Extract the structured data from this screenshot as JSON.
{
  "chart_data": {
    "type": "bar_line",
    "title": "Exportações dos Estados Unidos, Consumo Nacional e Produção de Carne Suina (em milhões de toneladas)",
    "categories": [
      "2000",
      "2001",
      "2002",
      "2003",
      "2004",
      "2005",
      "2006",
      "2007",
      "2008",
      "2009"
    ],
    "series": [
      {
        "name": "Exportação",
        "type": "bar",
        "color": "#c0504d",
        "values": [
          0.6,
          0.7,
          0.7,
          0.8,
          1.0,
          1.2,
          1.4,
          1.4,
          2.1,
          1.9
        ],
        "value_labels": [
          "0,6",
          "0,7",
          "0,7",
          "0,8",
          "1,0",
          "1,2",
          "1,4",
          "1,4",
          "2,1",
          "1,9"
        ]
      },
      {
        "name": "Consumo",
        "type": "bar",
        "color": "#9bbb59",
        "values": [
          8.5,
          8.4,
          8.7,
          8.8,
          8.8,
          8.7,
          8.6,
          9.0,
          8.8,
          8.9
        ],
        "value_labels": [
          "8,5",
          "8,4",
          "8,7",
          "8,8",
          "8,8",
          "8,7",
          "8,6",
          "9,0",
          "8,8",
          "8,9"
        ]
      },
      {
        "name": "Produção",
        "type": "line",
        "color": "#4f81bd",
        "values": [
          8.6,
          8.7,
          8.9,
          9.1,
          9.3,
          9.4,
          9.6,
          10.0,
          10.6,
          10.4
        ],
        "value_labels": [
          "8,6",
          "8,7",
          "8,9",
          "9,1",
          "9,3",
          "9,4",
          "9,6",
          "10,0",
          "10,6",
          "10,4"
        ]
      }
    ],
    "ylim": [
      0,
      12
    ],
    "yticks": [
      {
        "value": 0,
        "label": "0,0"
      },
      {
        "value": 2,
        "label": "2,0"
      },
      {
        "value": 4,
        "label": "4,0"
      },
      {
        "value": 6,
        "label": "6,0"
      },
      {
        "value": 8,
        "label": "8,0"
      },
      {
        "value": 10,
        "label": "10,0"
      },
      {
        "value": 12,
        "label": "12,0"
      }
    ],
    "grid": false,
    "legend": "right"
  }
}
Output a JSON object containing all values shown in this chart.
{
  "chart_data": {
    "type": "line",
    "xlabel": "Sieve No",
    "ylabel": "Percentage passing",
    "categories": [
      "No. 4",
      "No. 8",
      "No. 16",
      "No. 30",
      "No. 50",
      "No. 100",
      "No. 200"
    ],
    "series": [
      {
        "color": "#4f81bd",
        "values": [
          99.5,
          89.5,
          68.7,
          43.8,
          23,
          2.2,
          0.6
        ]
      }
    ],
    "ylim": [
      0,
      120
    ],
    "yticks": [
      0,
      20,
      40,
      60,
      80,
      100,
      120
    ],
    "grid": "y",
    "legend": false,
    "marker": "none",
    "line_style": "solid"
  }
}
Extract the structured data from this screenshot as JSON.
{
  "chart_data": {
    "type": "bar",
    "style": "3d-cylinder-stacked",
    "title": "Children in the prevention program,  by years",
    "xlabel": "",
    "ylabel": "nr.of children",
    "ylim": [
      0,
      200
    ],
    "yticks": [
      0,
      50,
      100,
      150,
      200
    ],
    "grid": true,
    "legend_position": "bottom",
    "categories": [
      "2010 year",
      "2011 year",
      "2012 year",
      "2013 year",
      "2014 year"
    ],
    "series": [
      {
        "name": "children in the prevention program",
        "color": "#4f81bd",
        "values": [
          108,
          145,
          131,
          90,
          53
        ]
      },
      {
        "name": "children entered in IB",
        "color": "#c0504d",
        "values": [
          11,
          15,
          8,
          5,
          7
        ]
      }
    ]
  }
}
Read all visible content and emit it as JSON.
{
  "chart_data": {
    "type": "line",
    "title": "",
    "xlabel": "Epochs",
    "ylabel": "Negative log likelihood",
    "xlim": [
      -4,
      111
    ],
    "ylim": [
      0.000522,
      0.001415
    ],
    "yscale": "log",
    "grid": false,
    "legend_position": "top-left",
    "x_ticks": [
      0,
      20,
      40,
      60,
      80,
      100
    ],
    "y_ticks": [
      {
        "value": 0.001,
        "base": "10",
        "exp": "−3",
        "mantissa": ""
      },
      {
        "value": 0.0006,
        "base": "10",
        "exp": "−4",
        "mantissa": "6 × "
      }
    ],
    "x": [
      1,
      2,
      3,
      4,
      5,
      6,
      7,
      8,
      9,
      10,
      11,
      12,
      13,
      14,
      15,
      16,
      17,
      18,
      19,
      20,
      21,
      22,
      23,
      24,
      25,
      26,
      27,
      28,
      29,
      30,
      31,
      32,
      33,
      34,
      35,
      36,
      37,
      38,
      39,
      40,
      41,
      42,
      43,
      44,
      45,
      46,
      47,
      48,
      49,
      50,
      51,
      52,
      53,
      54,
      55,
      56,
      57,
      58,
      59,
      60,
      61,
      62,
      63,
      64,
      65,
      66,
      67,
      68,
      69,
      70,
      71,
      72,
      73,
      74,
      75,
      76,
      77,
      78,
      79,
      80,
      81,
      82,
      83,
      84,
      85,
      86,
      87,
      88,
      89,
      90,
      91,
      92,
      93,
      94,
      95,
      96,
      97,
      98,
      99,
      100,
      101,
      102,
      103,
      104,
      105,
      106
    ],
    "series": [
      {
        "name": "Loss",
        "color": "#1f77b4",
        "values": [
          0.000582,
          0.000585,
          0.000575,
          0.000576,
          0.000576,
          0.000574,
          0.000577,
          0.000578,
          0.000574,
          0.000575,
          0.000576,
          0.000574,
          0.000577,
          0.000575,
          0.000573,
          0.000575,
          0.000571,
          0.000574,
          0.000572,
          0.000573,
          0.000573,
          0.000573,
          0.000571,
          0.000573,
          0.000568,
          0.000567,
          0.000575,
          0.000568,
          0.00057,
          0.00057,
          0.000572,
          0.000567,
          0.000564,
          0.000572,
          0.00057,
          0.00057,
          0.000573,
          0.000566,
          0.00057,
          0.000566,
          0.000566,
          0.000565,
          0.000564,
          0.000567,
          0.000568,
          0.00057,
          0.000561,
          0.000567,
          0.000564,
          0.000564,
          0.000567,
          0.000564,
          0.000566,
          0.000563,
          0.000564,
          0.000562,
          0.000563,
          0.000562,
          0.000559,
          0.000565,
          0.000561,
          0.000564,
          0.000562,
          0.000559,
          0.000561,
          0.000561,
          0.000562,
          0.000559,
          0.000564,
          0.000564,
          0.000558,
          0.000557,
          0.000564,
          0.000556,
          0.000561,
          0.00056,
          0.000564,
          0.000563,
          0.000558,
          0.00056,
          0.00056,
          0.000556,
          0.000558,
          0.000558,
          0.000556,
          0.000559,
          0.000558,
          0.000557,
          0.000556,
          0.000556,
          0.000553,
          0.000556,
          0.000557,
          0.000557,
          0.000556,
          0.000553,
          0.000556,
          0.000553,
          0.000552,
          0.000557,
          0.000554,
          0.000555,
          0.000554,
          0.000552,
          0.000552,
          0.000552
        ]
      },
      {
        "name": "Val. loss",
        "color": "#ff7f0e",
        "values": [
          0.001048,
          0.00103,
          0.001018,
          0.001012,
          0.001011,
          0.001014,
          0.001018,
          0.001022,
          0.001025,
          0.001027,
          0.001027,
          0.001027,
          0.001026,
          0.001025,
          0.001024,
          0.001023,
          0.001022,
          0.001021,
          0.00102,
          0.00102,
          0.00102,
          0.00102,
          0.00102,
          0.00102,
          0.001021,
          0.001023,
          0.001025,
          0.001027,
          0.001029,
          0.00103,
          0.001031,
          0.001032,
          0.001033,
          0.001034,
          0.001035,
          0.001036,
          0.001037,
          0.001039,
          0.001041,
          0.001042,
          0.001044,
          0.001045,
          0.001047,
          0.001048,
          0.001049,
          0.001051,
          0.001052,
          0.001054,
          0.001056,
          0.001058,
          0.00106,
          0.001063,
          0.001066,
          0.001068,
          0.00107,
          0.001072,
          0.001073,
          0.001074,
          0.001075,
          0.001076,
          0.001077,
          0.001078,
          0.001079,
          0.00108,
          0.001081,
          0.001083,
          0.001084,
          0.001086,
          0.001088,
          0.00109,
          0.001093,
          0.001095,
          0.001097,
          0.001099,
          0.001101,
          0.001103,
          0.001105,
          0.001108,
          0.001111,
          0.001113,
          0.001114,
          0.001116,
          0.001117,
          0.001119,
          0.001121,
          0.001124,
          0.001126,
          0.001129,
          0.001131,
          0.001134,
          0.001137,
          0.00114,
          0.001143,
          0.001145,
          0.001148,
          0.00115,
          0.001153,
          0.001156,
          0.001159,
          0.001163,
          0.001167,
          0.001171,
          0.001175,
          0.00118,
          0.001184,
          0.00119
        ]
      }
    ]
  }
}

• **EXERCISE AIM**: Identify which lines contain the word "program" and copy each one.

• **EXERCISE RESULT**:
    "title": "Children in the prevention program,  by years",
        "name": "children in the prevention program",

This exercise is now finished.